Entries with figure data:
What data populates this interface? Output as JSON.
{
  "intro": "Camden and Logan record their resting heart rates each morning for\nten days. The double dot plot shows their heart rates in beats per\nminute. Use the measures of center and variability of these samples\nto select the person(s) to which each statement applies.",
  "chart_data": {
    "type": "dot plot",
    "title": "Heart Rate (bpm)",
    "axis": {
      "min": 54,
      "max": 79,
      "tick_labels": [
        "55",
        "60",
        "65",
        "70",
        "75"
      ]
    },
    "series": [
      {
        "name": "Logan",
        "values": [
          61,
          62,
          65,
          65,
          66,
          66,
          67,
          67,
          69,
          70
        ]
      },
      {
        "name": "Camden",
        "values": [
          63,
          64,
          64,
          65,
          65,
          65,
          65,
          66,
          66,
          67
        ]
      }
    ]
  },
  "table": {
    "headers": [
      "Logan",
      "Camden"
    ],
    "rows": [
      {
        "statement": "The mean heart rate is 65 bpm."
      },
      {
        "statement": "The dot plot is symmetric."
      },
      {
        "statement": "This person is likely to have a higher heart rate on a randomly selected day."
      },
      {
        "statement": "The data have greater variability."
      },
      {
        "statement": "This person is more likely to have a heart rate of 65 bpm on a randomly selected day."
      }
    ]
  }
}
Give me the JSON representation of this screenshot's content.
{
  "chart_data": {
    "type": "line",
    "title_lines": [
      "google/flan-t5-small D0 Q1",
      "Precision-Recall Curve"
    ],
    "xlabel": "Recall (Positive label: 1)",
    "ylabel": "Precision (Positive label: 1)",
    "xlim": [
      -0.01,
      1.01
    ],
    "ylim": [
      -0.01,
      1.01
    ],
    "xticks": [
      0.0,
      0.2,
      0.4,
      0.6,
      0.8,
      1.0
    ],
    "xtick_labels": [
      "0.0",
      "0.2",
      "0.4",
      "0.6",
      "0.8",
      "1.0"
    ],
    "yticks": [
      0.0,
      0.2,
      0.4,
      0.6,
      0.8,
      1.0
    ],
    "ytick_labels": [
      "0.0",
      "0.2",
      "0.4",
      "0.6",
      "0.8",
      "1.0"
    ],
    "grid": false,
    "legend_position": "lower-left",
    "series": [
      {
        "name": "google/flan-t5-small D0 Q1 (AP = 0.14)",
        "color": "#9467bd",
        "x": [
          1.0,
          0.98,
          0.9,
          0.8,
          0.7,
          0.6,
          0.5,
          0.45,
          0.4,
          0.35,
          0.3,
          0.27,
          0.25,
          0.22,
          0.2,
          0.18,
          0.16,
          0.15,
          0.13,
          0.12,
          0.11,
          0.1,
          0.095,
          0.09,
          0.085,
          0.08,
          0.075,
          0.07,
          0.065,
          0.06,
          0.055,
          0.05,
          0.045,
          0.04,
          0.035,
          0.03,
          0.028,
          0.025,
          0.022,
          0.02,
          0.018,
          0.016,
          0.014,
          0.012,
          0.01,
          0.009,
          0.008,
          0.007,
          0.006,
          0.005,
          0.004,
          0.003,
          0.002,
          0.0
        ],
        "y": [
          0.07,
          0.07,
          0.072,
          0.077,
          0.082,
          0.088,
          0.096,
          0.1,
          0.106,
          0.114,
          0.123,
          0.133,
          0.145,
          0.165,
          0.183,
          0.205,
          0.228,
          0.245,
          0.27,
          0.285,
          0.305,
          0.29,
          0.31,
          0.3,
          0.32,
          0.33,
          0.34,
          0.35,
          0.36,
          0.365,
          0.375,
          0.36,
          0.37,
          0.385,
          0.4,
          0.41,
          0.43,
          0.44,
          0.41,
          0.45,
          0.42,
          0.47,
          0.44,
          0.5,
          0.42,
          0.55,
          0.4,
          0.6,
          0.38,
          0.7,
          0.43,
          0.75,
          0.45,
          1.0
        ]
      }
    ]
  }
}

What to work on -
Locate and copy each line in the data above that includes the word "likely".

Response to this task -
        "statement": "This person is likely to have a higher heart rate on a randomly selected day."
        "statement": "This person is more likely to have a heart rate of 65 bpm on a randomly selected day."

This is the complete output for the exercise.